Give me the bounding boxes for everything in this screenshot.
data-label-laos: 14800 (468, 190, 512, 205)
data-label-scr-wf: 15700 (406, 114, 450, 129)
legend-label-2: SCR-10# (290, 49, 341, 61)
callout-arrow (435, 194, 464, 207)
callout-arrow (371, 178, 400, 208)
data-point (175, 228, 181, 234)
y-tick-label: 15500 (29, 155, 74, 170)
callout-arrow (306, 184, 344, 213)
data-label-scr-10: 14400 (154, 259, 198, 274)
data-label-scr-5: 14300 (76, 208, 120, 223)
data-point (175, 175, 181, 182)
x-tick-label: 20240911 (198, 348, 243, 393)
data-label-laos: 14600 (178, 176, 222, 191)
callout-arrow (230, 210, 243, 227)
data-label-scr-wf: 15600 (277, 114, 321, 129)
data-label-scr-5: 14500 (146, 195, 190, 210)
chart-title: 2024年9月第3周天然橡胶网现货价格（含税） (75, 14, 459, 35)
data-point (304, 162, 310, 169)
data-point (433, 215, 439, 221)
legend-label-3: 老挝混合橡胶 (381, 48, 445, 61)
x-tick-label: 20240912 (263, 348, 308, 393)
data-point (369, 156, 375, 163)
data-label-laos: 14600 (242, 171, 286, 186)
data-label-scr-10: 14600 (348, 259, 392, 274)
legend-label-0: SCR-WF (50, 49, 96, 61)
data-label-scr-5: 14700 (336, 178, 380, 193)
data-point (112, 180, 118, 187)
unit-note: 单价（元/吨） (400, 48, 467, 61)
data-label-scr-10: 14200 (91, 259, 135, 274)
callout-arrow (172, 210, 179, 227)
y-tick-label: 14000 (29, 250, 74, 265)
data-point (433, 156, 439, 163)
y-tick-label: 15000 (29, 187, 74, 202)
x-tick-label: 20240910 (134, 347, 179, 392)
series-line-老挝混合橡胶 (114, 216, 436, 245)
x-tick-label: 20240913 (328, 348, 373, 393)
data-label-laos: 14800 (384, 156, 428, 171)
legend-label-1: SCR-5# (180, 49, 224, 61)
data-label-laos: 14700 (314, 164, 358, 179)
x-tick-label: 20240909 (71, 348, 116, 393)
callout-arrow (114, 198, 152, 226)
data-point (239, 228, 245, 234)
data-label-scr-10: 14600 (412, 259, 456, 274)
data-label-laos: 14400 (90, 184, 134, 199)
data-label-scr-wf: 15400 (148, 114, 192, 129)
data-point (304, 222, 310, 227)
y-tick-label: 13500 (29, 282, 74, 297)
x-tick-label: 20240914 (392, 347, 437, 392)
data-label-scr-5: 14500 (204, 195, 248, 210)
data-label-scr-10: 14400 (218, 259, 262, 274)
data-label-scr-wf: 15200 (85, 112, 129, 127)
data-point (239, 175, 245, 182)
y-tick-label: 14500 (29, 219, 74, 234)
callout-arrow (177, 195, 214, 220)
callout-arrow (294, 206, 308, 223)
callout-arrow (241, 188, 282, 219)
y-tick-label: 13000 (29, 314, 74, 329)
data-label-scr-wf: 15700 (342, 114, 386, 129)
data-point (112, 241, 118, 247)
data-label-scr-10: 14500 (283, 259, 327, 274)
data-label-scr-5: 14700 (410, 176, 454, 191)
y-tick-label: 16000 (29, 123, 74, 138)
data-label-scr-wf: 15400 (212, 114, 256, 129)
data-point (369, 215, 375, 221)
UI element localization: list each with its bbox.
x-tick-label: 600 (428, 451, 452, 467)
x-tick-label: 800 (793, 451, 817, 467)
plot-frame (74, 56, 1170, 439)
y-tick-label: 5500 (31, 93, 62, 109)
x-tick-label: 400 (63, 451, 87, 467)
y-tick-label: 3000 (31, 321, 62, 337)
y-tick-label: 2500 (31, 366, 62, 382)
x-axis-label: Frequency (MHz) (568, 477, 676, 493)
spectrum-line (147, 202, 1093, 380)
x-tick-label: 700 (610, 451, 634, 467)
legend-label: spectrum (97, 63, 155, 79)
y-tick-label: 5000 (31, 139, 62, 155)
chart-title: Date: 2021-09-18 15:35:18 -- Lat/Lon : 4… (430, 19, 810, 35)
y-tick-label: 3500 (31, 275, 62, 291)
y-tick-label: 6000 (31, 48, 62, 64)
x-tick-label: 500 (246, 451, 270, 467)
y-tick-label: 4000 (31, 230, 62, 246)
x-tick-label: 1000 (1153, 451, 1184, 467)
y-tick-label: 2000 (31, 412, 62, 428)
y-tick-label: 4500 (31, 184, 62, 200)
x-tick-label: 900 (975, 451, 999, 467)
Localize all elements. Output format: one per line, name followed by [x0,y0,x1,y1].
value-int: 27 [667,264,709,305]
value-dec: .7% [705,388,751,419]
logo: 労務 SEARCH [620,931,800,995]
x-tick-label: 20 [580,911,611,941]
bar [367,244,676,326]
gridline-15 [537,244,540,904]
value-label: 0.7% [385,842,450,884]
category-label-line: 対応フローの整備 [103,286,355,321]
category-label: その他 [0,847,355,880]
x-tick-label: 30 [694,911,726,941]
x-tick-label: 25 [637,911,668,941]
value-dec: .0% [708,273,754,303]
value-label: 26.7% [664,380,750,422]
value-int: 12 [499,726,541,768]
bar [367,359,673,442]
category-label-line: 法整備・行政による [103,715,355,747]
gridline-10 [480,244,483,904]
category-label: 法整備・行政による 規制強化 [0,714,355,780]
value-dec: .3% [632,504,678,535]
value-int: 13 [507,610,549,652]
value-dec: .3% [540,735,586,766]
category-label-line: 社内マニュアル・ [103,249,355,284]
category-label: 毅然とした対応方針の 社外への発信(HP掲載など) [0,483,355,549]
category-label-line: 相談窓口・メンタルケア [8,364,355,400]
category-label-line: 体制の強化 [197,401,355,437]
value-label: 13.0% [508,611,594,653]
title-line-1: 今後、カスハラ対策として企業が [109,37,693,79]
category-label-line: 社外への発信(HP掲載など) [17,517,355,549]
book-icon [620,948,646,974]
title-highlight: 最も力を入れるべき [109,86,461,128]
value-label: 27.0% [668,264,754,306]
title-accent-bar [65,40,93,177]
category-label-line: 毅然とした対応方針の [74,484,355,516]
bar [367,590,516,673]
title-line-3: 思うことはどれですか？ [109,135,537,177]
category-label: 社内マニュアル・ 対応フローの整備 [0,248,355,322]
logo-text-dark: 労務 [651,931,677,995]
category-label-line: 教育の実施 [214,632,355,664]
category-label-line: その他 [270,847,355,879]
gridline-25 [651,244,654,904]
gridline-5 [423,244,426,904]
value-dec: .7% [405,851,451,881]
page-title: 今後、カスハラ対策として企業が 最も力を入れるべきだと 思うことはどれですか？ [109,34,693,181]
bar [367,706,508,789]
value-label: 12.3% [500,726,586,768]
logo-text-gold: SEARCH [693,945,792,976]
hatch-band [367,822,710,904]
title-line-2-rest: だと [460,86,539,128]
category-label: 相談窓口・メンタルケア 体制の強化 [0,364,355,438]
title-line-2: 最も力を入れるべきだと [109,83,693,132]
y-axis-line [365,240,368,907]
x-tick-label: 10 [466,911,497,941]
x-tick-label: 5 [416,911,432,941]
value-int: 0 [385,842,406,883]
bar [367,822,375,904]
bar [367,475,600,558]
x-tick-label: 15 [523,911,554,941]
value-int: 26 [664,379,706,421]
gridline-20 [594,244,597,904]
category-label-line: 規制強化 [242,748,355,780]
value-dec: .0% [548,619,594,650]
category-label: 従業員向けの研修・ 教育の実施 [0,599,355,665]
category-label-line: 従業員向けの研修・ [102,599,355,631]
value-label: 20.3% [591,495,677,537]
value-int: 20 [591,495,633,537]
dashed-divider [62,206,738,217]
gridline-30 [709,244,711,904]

◆ ◆ ◆

§ **WHAT YOU WILL DO**: Reproduce all of the items above, line for line and without any changes.

§ **SOLUTION FOR THIS EXERCISE**:
Give me the bounding boxes for everything in this screenshot.
data-label-laos: 14800 (468, 190, 512, 205)
data-label-scr-wf: 15700 (406, 114, 450, 129)
legend-label-2: SCR-10# (290, 49, 341, 61)
callout-arrow (435, 194, 464, 207)
callout-arrow (371, 178, 400, 208)
data-point (175, 228, 181, 234)
y-tick-label: 15500 (29, 155, 74, 170)
callout-arrow (306, 184, 344, 213)
data-label-scr-10: 14400 (154, 259, 198, 274)
data-label-scr-5: 14300 (76, 208, 120, 223)
data-point (175, 175, 181, 182)
x-tick-label: 20240911 (198, 348, 243, 393)
data-label-laos: 14600 (178, 176, 222, 191)
callout-arrow (230, 210, 243, 227)
data-label-scr-wf: 15600 (277, 114, 321, 129)
data-label-scr-5: 14500 (146, 195, 190, 210)
chart-title: 2024年9月第3周天然橡胶网现货价格（含税） (75, 14, 459, 35)
data-point (304, 162, 310, 169)
data-point (433, 215, 439, 221)
legend-label-3: 老挝混合橡胶 (381, 48, 445, 61)
x-tick-label: 20240912 (263, 348, 308, 393)
data-point (369, 156, 375, 163)
data-label-laos: 14600 (242, 171, 286, 186)
data-label-scr-10: 14600 (348, 259, 392, 274)
legend-label-0: SCR-WF (50, 49, 96, 61)
data-label-scr-5: 14700 (336, 178, 380, 193)
data-point (112, 180, 118, 187)
unit-note: 单价（元/吨） (400, 48, 467, 61)
data-label-scr-10: 14200 (91, 259, 135, 274)
callout-arrow (172, 210, 179, 227)
y-tick-label: 14000 (29, 250, 74, 265)
data-point (433, 156, 439, 163)
y-tick-label: 15000 (29, 187, 74, 202)
x-tick-label: 20240910 (134, 347, 179, 392)
series-line-老挝混合橡胶 (114, 216, 436, 245)
x-tick-label: 20240913 (328, 348, 373, 393)
data-label-laos: 14800 (384, 156, 428, 171)
legend-label-1: SCR-5# (180, 49, 224, 61)
data-label-laos: 14700 (314, 164, 358, 179)
x-tick-label: 20240909 (71, 348, 116, 393)
callout-arrow (114, 198, 152, 226)
data-point (239, 228, 245, 234)
data-label-scr-10: 14600 (412, 259, 456, 274)
data-label-laos: 14400 (90, 184, 134, 199)
data-label-scr-wf: 15400 (148, 114, 192, 129)
data-point (304, 222, 310, 227)
y-tick-label: 13500 (29, 282, 74, 297)
x-tick-label: 20240914 (392, 347, 437, 392)
data-label-scr-5: 14500 (204, 195, 248, 210)
data-label-scr-10: 14400 (218, 259, 262, 274)
data-label-scr-wf: 15200 (85, 112, 129, 127)
data-point (239, 175, 245, 182)
y-tick-label: 14500 (29, 219, 74, 234)
callout-arrow (177, 195, 214, 220)
callout-arrow (294, 206, 308, 223)
callout-arrow (241, 188, 282, 219)
y-tick-label: 13000 (29, 314, 74, 329)
data-label-scr-wf: 15700 (342, 114, 386, 129)
data-point (112, 241, 118, 247)
data-label-scr-10: 14500 (283, 259, 327, 274)
data-label-scr-5: 14700 (410, 176, 454, 191)
y-tick-label: 16000 (29, 123, 74, 138)
data-label-scr-wf: 15400 (212, 114, 256, 129)
data-point (369, 215, 375, 221)
UI element localization: list each with its bbox.
x-tick-label: 600 (428, 451, 452, 467)
x-tick-label: 800 (793, 451, 817, 467)
plot-frame (74, 56, 1170, 439)
y-tick-label: 5500 (31, 93, 62, 109)
x-tick-label: 400 (63, 451, 87, 467)
y-tick-label: 3000 (31, 321, 62, 337)
y-tick-label: 2500 (31, 366, 62, 382)
x-axis-label: Frequency (MHz) (568, 477, 676, 493)
spectrum-line (147, 202, 1093, 380)
x-tick-label: 700 (610, 451, 634, 467)
legend-label: spectrum (97, 63, 155, 79)
y-tick-label: 5000 (31, 139, 62, 155)
chart-title: Date: 2021-09-18 15:35:18 -- Lat/Lon : 4… (430, 19, 810, 35)
y-tick-label: 3500 (31, 275, 62, 291)
y-tick-label: 6000 (31, 48, 62, 64)
x-tick-label: 500 (246, 451, 270, 467)
y-tick-label: 4000 (31, 230, 62, 246)
x-tick-label: 1000 (1153, 451, 1184, 467)
y-tick-label: 2000 (31, 412, 62, 428)
y-tick-label: 4500 (31, 184, 62, 200)
x-tick-label: 900 (975, 451, 999, 467)
Localize all elements. Output format: one per line, name followed by [x0,y0,x1,y1].
value-int: 27 [667,264,709,305]
value-dec: .7% [705,388,751,419]
logo: 労務 SEARCH [620,931,800,995]
x-tick-label: 20 [580,911,611,941]
bar [367,244,676,326]
gridline-15 [537,244,540,904]
value-label: 0.7% [385,842,450,884]
category-label-line: 対応フローの整備 [103,286,355,321]
category-label: その他 [0,847,355,880]
x-tick-label: 30 [694,911,726,941]
x-tick-label: 25 [637,911,668,941]
value-dec: .0% [708,273,754,303]
value-label: 26.7% [664,380,750,422]
value-int: 12 [499,726,541,768]
bar [367,359,673,442]
category-label-line: 法整備・行政による [103,715,355,747]
gridline-10 [480,244,483,904]
category-label: 法整備・行政による 規制強化 [0,714,355,780]
value-dec: .3% [632,504,678,535]
value-int: 13 [507,610,549,652]
value-dec: .3% [540,735,586,766]
category-label-line: 社内マニュアル・ [103,249,355,284]
category-label: 毅然とした対応方針の 社外への発信(HP掲載など) [0,483,355,549]
category-label-line: 相談窓口・メンタルケア [8,364,355,400]
category-label-line: 体制の強化 [197,401,355,437]
value-label: 13.0% [508,611,594,653]
title-line-1: 今後、カスハラ対策として企業が [109,37,693,79]
category-label-line: 社外への発信(HP掲載など) [17,517,355,549]
book-icon [620,948,646,974]
title-highlight: 最も力を入れるべき [109,86,461,128]
value-label: 27.0% [668,264,754,306]
title-accent-bar [65,40,93,177]
category-label-line: 毅然とした対応方針の [74,484,355,516]
bar [367,590,516,673]
title-line-3: 思うことはどれですか？ [109,135,537,177]
category-label: 社内マニュアル・ 対応フローの整備 [0,248,355,322]
logo-text-dark: 労務 [651,931,677,995]
category-label-line: 教育の実施 [214,632,355,664]
category-label-line: その他 [270,847,355,879]
gridline-25 [651,244,654,904]
gridline-5 [423,244,426,904]
value-dec: .7% [405,851,451,881]
page-title: 今後、カスハラ対策として企業が 最も力を入れるべきだと 思うことはどれですか？ [109,34,693,181]
bar [367,706,508,789]
value-label: 12.3% [500,726,586,768]
logo-text-gold: SEARCH [693,945,792,976]
hatch-band [367,822,710,904]
title-line-2-rest: だと [460,86,539,128]
category-label: 相談窓口・メンタルケア 体制の強化 [0,364,355,438]
title-line-2: 最も力を入れるべきだと [109,83,693,132]
y-axis-line [365,240,368,907]
x-tick-label: 10 [466,911,497,941]
x-tick-label: 5 [416,911,432,941]
value-int: 0 [385,842,406,883]
bar [367,822,375,904]
bar [367,475,600,558]
x-tick-label: 15 [523,911,554,941]
value-int: 26 [664,379,706,421]
gridline-20 [594,244,597,904]
category-label-line: 規制強化 [242,748,355,780]
value-dec: .0% [548,619,594,650]
category-label: 従業員向けの研修・ 教育の実施 [0,599,355,665]
category-label-line: 従業員向けの研修・ [102,599,355,631]
value-label: 20.3% [591,495,677,537]
value-int: 20 [591,495,633,537]
dashed-divider [62,206,738,217]
gridline-30 [709,244,711,904]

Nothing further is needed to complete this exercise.